◆ Exercise ◆
Below is a listing; write it out exactly and drop any images from it.
+---+
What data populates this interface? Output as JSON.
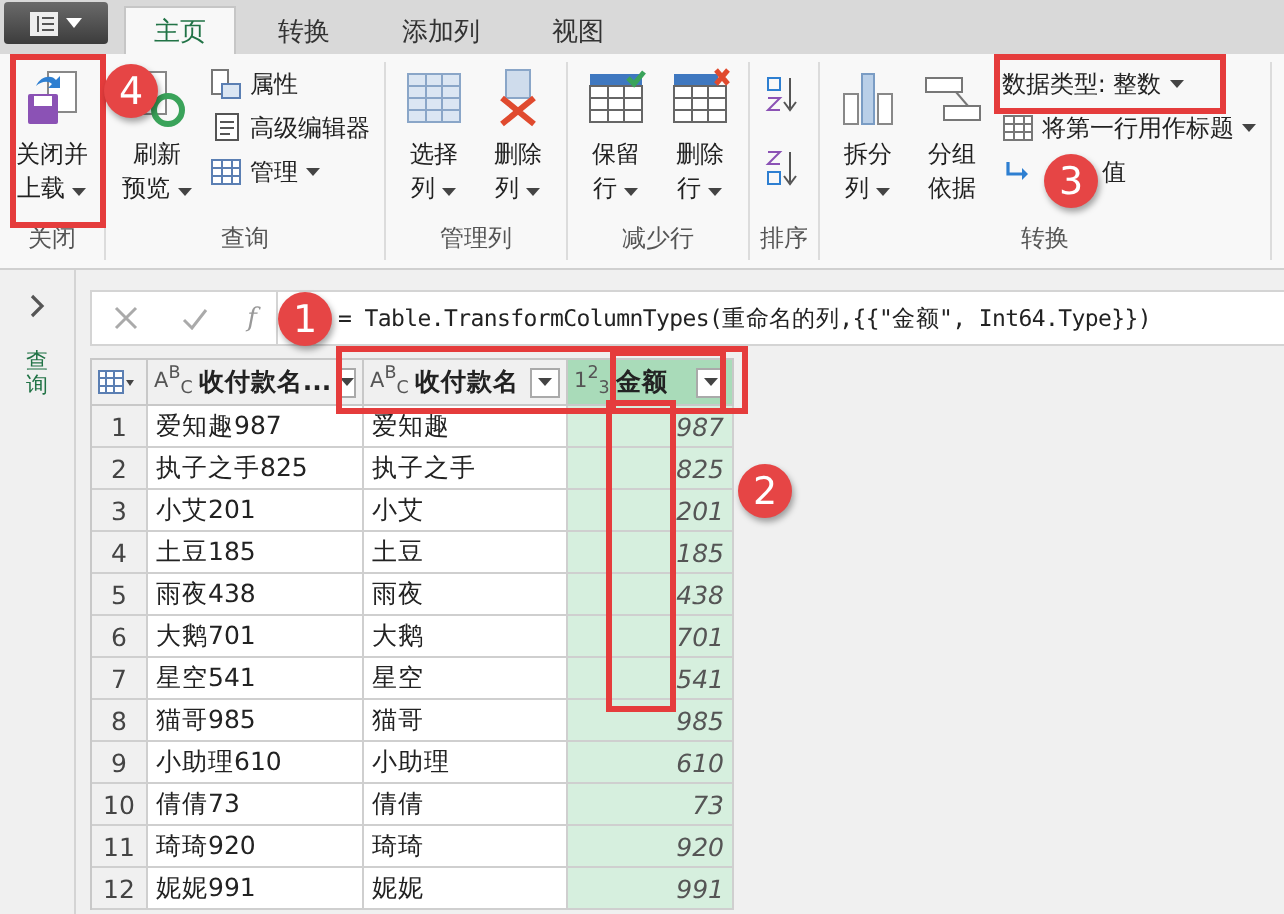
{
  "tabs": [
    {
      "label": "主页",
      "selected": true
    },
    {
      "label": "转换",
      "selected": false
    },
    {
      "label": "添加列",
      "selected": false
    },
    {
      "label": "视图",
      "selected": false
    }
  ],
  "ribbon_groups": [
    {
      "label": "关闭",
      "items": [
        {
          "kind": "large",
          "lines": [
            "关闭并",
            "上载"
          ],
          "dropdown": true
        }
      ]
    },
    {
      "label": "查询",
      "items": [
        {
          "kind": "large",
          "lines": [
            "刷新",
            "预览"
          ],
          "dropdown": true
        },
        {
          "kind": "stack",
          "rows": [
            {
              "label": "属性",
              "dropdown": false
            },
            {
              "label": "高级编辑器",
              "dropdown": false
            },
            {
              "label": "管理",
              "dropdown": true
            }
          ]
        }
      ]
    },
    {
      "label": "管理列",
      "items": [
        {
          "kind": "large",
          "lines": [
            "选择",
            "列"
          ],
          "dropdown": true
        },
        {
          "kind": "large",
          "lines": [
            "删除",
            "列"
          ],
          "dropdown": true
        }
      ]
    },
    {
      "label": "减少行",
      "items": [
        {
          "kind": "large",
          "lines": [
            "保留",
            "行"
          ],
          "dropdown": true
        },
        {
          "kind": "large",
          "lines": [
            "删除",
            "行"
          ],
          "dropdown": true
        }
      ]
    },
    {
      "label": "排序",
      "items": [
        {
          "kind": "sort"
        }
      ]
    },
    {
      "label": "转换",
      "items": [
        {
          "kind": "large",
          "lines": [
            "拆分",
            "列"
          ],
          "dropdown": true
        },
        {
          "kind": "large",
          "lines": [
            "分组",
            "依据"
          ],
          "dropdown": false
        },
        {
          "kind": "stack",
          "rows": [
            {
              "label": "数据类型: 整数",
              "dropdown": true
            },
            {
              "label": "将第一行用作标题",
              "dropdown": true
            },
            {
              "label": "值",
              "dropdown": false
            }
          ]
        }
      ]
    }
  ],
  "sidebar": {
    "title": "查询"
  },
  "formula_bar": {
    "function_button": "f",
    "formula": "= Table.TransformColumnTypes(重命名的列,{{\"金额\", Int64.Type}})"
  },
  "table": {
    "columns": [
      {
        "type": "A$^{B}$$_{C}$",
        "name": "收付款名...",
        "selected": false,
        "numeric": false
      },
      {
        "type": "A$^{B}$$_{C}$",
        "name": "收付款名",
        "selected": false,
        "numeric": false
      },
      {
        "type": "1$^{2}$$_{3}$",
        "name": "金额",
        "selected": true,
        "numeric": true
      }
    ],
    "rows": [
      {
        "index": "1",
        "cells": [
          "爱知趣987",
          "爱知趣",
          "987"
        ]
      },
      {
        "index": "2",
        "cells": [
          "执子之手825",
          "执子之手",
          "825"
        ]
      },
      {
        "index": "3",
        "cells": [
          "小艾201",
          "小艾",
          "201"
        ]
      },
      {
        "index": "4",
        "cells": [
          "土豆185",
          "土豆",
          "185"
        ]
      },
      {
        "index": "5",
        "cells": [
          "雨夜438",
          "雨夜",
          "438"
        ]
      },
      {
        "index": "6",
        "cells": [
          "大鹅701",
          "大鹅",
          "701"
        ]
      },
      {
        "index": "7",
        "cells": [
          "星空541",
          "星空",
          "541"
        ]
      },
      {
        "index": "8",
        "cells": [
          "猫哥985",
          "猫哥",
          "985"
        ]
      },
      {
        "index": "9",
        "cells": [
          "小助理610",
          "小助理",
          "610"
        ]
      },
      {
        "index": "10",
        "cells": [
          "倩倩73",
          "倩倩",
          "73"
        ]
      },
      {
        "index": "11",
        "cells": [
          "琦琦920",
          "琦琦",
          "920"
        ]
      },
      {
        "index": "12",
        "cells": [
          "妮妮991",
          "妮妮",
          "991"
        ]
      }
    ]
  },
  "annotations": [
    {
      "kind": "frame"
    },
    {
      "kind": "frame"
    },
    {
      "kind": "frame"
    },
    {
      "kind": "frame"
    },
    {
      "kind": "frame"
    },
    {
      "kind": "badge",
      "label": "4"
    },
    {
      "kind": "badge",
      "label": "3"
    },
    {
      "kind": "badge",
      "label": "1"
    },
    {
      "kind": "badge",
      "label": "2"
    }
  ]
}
+---+
◆ Finished exercise ◆
What data populates this interface? Output as JSON.
{
  "tabs": [
    {
      "label": "主页",
      "selected": true
    },
    {
      "label": "转换",
      "selected": false
    },
    {
      "label": "添加列",
      "selected": false
    },
    {
      "label": "视图",
      "selected": false
    }
  ],
  "ribbon_groups": [
    {
      "label": "关闭",
      "items": [
        {
          "kind": "large",
          "lines": [
            "关闭并",
            "上载"
          ],
          "dropdown": true
        }
      ]
    },
    {
      "label": "查询",
      "items": [
        {
          "kind": "large",
          "lines": [
            "刷新",
            "预览"
          ],
          "dropdown": true
        },
        {
          "kind": "stack",
          "rows": [
            {
              "label": "属性",
              "dropdown": false
            },
            {
              "label": "高级编辑器",
              "dropdown": false
            },
            {
              "label": "管理",
              "dropdown": true
            }
          ]
        }
      ]
    },
    {
      "label": "管理列",
      "items": [
        {
          "kind": "large",
          "lines": [
            "选择",
            "列"
          ],
          "dropdown": true
        },
        {
          "kind": "large",
          "lines": [
            "删除",
            "列"
          ],
          "dropdown": true
        }
      ]
    },
    {
      "label": "减少行",
      "items": [
        {
          "kind": "large",
          "lines": [
            "保留",
            "行"
          ],
          "dropdown": true
        },
        {
          "kind": "large",
          "lines": [
            "删除",
            "行"
          ],
          "dropdown": true
        }
      ]
    },
    {
      "label": "排序",
      "items": [
        {
          "kind": "sort"
        }
      ]
    },
    {
      "label": "转换",
      "items": [
        {
          "kind": "large",
          "lines": [
            "拆分",
            "列"
          ],
          "dropdown": true
        },
        {
          "kind": "large",
          "lines": [
            "分组",
            "依据"
          ],
          "dropdown": false
        },
        {
          "kind": "stack",
          "rows": [
            {
              "label": "数据类型: 整数",
              "dropdown": true
            },
            {
              "label": "将第一行用作标题",
              "dropdown": true
            },
            {
              "label": "值",
              "dropdown": false
            }
          ]
        }
      ]
    }
  ],
  "sidebar": {
    "title": "查询"
  },
  "formula_bar": {
    "function_button": "f",
    "formula": "= Table.TransformColumnTypes(重命名的列,{{\"金额\", Int64.Type}})"
  },
  "table": {
    "columns": [
      {
        "type": "A$^{B}$$_{C}$",
        "name": "收付款名...",
        "selected": false,
        "numeric": false
      },
      {
        "type": "A$^{B}$$_{C}$",
        "name": "收付款名",
        "selected": false,
        "numeric": false
      },
      {
        "type": "1$^{2}$$_{3}$",
        "name": "金额",
        "selected": true,
        "numeric": true
      }
    ],
    "rows": [
      {
        "index": "1",
        "cells": [
          "爱知趣987",
          "爱知趣",
          "987"
        ]
      },
      {
        "index": "2",
        "cells": [
          "执子之手825",
          "执子之手",
          "825"
        ]
      },
      {
        "index": "3",
        "cells": [
          "小艾201",
          "小艾",
          "201"
        ]
      },
      {
        "index": "4",
        "cells": [
          "土豆185",
          "土豆",
          "185"
        ]
      },
      {
        "index": "5",
        "cells": [
          "雨夜438",
          "雨夜",
          "438"
        ]
      },
      {
        "index": "6",
        "cells": [
          "大鹅701",
          "大鹅",
          "701"
        ]
      },
      {
        "index": "7",
        "cells": [
          "星空541",
          "星空",
          "541"
        ]
      },
      {
        "index": "8",
        "cells": [
          "猫哥985",
          "猫哥",
          "985"
        ]
      },
      {
        "index": "9",
        "cells": [
          "小助理610",
          "小助理",
          "610"
        ]
      },
      {
        "index": "10",
        "cells": [
          "倩倩73",
          "倩倩",
          "73"
        ]
      },
      {
        "index": "11",
        "cells": [
          "琦琦920",
          "琦琦",
          "920"
        ]
      },
      {
        "index": "12",
        "cells": [
          "妮妮991",
          "妮妮",
          "991"
        ]
      }
    ]
  },
  "annotations": [
    {
      "kind": "frame"
    },
    {
      "kind": "frame"
    },
    {
      "kind": "frame"
    },
    {
      "kind": "frame"
    },
    {
      "kind": "frame"
    },
    {
      "kind": "badge",
      "label": "4"
    },
    {
      "kind": "badge",
      "label": "3"
    },
    {
      "kind": "badge",
      "label": "1"
    },
    {
      "kind": "badge",
      "label": "2"
    }
  ]
}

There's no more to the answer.